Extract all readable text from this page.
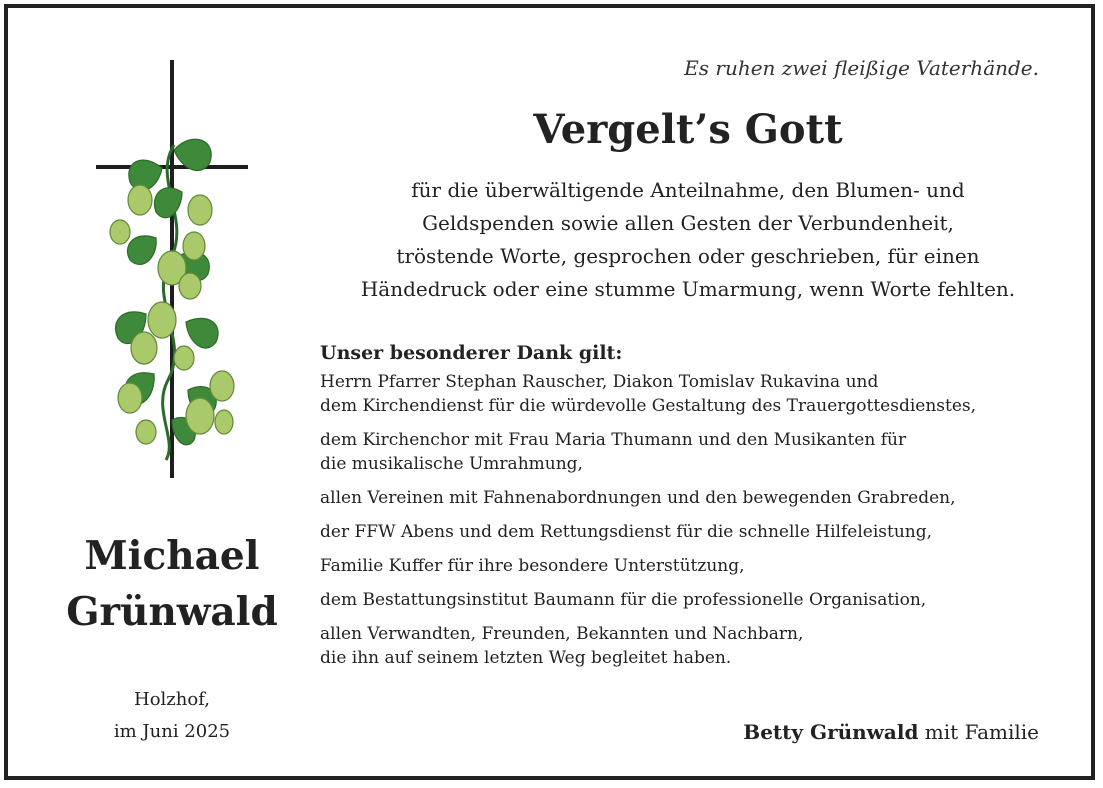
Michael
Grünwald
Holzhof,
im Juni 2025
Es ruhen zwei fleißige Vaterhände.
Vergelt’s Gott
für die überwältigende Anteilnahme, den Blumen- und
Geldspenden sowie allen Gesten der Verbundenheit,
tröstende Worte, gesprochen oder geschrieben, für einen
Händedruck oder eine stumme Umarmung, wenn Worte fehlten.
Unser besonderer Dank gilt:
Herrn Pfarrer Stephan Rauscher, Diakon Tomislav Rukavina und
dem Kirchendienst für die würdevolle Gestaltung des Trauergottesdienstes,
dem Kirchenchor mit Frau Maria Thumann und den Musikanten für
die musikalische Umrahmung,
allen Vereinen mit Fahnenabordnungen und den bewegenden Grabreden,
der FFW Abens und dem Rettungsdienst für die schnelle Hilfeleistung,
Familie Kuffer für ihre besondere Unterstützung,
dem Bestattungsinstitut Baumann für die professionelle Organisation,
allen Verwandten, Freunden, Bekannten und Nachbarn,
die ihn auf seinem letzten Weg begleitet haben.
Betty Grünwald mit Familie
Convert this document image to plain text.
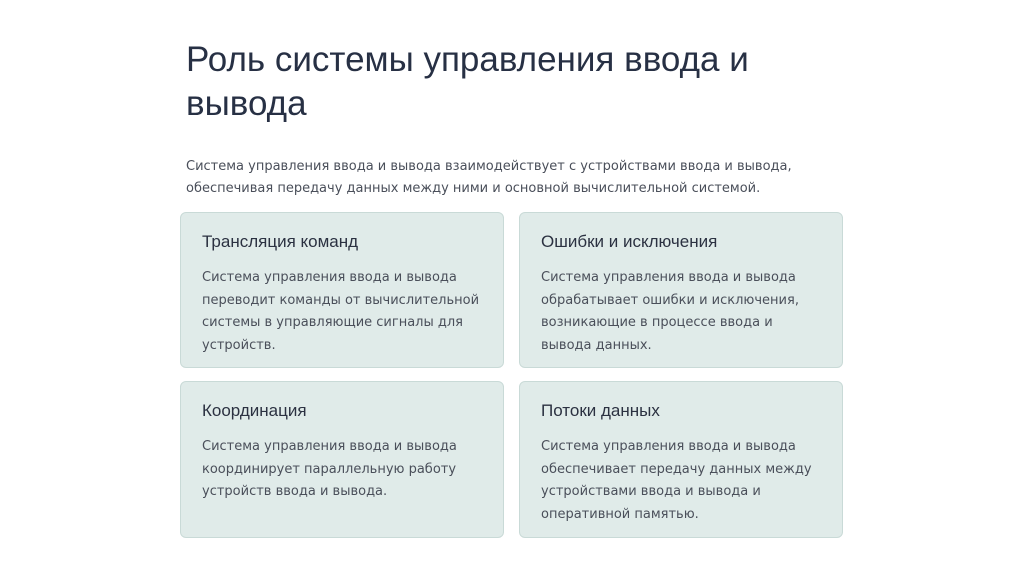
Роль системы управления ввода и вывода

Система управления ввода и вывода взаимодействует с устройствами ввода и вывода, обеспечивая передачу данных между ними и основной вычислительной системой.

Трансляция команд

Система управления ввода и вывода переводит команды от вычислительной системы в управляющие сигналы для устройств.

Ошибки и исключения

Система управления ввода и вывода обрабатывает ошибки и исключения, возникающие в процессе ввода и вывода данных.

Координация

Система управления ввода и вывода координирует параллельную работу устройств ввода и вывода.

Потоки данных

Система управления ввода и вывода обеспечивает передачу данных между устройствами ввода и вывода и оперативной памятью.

◆ EXERCISE TASK:
All lines holding the word "управления" should be picked out and copied.

◆ COMPLETE OUTPUT:
Роль системы управления ввода и вывода
Система управления ввода и вывода взаимодействует с устройствами ввода и вывода, обеспечивая передачу данных между ними и основной вычислительной системой.
Система управления ввода и вывода переводит команды от вычислительной системы в управляющие сигналы для устройств.
Система управления ввода и вывода обрабатывает ошибки и исключения, возникающие в процессе ввода и вывода данных.
Система управления ввода и вывода координирует параллельную работу устройств ввода и вывода.
Система управления ввода и вывода обеспечивает передачу данных между устройствами ввода и вывода и оперативной памятью.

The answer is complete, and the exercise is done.